▶ _GOAL OF THE EXERCISE_:
Gather up all lines that carry the word "CuCl₂".

-- start of MATERIALS PROVIDED --

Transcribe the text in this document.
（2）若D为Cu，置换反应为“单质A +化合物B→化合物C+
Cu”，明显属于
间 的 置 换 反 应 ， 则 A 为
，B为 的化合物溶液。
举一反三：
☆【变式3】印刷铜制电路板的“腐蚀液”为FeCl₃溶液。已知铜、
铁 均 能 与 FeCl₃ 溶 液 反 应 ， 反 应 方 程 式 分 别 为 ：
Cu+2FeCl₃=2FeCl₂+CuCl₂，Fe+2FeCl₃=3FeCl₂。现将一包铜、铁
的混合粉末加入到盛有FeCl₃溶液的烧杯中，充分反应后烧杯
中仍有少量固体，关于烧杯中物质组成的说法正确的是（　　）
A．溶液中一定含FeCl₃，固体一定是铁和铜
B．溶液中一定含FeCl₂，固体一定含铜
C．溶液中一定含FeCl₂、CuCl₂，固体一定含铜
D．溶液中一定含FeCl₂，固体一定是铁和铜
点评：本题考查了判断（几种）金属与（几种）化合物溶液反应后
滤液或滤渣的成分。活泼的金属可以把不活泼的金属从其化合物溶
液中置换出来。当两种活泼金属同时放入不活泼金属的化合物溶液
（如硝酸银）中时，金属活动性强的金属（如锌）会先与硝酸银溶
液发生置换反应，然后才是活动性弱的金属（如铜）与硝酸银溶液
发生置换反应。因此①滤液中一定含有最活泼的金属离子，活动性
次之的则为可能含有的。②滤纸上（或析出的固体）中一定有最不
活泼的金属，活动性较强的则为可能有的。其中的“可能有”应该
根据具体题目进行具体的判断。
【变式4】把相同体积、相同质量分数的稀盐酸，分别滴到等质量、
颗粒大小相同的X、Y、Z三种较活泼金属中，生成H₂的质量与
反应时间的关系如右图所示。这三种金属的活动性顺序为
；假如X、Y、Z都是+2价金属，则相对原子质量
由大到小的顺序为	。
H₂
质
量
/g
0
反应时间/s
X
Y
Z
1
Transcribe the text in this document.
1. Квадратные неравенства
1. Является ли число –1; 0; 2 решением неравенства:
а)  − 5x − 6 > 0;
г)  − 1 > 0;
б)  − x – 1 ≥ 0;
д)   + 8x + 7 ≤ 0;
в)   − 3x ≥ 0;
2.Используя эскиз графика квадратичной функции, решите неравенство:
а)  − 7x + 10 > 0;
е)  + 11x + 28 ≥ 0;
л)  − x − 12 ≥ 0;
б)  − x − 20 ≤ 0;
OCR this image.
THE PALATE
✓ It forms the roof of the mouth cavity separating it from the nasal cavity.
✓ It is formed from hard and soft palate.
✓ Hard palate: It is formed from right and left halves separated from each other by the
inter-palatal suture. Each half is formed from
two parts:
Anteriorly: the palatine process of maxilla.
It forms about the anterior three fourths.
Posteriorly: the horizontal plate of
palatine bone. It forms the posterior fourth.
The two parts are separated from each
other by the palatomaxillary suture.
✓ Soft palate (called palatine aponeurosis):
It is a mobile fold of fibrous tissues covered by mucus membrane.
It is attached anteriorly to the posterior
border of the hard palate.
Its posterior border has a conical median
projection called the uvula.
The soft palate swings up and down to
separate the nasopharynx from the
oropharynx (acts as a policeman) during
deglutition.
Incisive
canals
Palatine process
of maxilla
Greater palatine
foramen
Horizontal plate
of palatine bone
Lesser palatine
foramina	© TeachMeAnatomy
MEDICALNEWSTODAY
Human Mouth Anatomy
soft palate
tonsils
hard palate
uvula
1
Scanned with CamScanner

-- end of MATERIALS PROVIDED --

▶ _EXERCISE OUTPUT_:
Cu+2FeCl₃=2FeCl₂+CuCl₂，Fe+2FeCl₃=3FeCl₂。现将一包铜、铁
C．溶液中一定含FeCl₂、CuCl₂，固体一定含铜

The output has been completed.